▸ **Instructions for the task**: Write out the records that appear below, verbatim and complete, but without pictures.

[Stored data]
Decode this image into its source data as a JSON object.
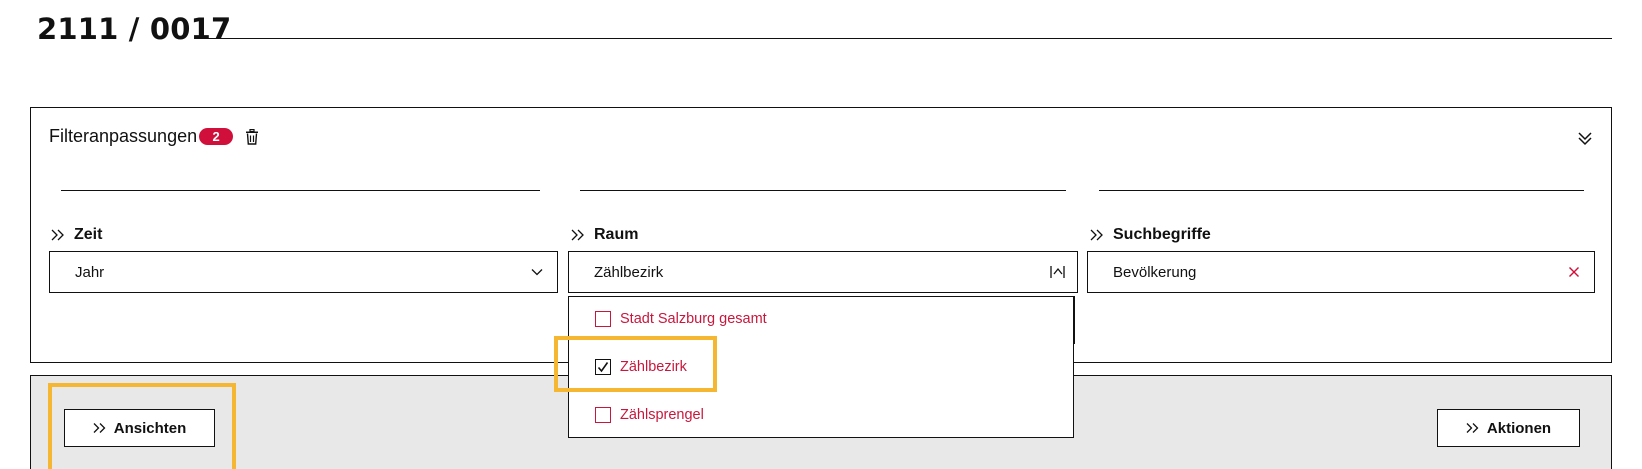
{
  "header": {
    "title": "2111 / 0017"
  },
  "filter": {
    "title": "Filteranpassungen",
    "badge_count": "2",
    "icons": {
      "delete": "trash-icon",
      "collapse": "double-chevron-down-icon"
    }
  },
  "columns": [
    {
      "label": "Zeit",
      "value": "Jahr",
      "trailing_icon": "chevron-down-icon"
    },
    {
      "label": "Raum",
      "value": "Zählbezirk",
      "trailing_icon": "dropdown-toggle-up-icon"
    },
    {
      "label": "Suchbegriffe",
      "value": "Bevölkerung",
      "trailing_icon": "clear-x-icon"
    }
  ],
  "dropdown": {
    "options": [
      {
        "label": "Stadt Salzburg gesamt",
        "checked": false
      },
      {
        "label": "Zählbezirk",
        "checked": true
      },
      {
        "label": "Zählsprengel",
        "checked": false
      }
    ]
  },
  "actions": {
    "views_label": "Ansichten",
    "actions_label": "Aktionen"
  },
  "colors": {
    "accent_red": "#d0103a",
    "option_text": "#c8173d",
    "highlight": "#f5b731",
    "bar_gray": "#e8e8e8"
  }
}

▸ **Response to this exercise**:
Decode this image into its source data as a JSON object.
{
  "header": {
    "title": "2111 / 0017"
  },
  "filter": {
    "title": "Filteranpassungen",
    "badge_count": "2",
    "icons": {
      "delete": "trash-icon",
      "collapse": "double-chevron-down-icon"
    }
  },
  "columns": [
    {
      "label": "Zeit",
      "value": "Jahr",
      "trailing_icon": "chevron-down-icon"
    },
    {
      "label": "Raum",
      "value": "Zählbezirk",
      "trailing_icon": "dropdown-toggle-up-icon"
    },
    {
      "label": "Suchbegriffe",
      "value": "Bevölkerung",
      "trailing_icon": "clear-x-icon"
    }
  ],
  "dropdown": {
    "options": [
      {
        "label": "Stadt Salzburg gesamt",
        "checked": false
      },
      {
        "label": "Zählbezirk",
        "checked": true
      },
      {
        "label": "Zählsprengel",
        "checked": false
      }
    ]
  },
  "actions": {
    "views_label": "Ansichten",
    "actions_label": "Aktionen"
  },
  "colors": {
    "accent_red": "#d0103a",
    "option_text": "#c8173d",
    "highlight": "#f5b731",
    "bar_gray": "#e8e8e8"
  }
}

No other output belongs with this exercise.